Dataset records:
┄┄┄┄┄┄┄┄┄┄

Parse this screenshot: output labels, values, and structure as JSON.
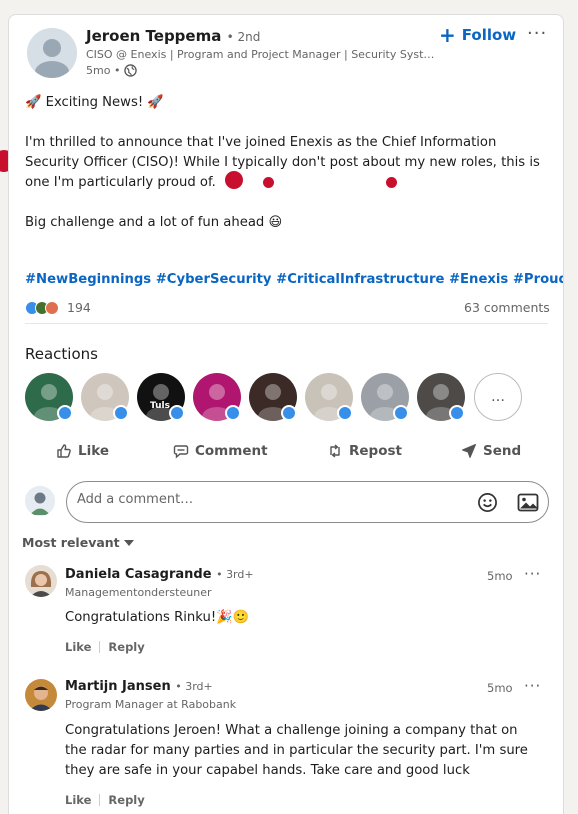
{
  "author": {
    "name": "Jeroen Teppema",
    "degree": "• 2nd",
    "headline": "CISO @ Enexis | Program and Project Manager | Security Syst…",
    "time": "5mo •"
  },
  "header_actions": {
    "follow_label": "Follow",
    "more_label": "···"
  },
  "post": {
    "line1": "🚀 Exciting News! 🚀",
    "para1": "I'm thrilled to announce that I've joined Enexis as the Chief Information Security Officer (CISO)! While I typically don't post about my new roles, this is one I'm particularly proud of.",
    "line2": "Big challenge and a lot of fun ahead 😃",
    "hashtags": [
      "#NewBeginnings",
      "#CyberSecurity",
      "#CriticalInfrastructure",
      "#Enexis",
      "#ProudCISO"
    ]
  },
  "social": {
    "reaction_count": "194",
    "comments_count": "63 comments"
  },
  "reactions": {
    "title": "Reactions",
    "more_label": "…",
    "people": [
      {
        "name": "reactor-1",
        "bg": "#2e6b4a"
      },
      {
        "name": "reactor-2",
        "bg": "#cfc7bd"
      },
      {
        "name": "reactor-3",
        "bg": "#111111",
        "label": "Tuls"
      },
      {
        "name": "reactor-4",
        "bg": "#b0156f"
      },
      {
        "name": "reactor-5",
        "bg": "#3b2a26"
      },
      {
        "name": "reactor-6",
        "bg": "#c9c2b8"
      },
      {
        "name": "reactor-7",
        "bg": "#9aa0a6"
      },
      {
        "name": "reactor-8",
        "bg": "#4d4a47"
      }
    ]
  },
  "actions": {
    "like": "Like",
    "comment": "Comment",
    "repost": "Repost",
    "send": "Send"
  },
  "comment_box": {
    "placeholder": "Add a comment…"
  },
  "sort": {
    "label": "Most relevant"
  },
  "comments": [
    {
      "name": "Daniela Casagrande",
      "degree": "• 3rd+",
      "headline": "Managementondersteuner",
      "time": "5mo",
      "text": "Congratulations Rinku!🎉🙂",
      "like": "Like",
      "reply": "Reply"
    },
    {
      "name": "Martijn Jansen",
      "degree": "• 3rd+",
      "headline": "Program Manager at Rabobank",
      "time": "5mo",
      "text": "Congratulations Jeroen! What a challenge joining a company that on the radar for many parties and in particular the security part. I'm sure they are safe in your capabel hands. Take care and good luck",
      "like": "Like",
      "reply": "Reply"
    }
  ],
  "colors": {
    "accent": "#0a66c2",
    "like_blue": "#378fe9"
  }
}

┄┄┄┄┄┄┄┄┄┄

List all lines holding the string "challenge".

    "line2": "Big challenge and a lot of fun ahead 😃",
      "text": "Congratulations Jeroen! What a challenge joining a company that on the radar for many parties and in particular the security part. I'm sure they are safe in your capabel hands. Take care and good luck",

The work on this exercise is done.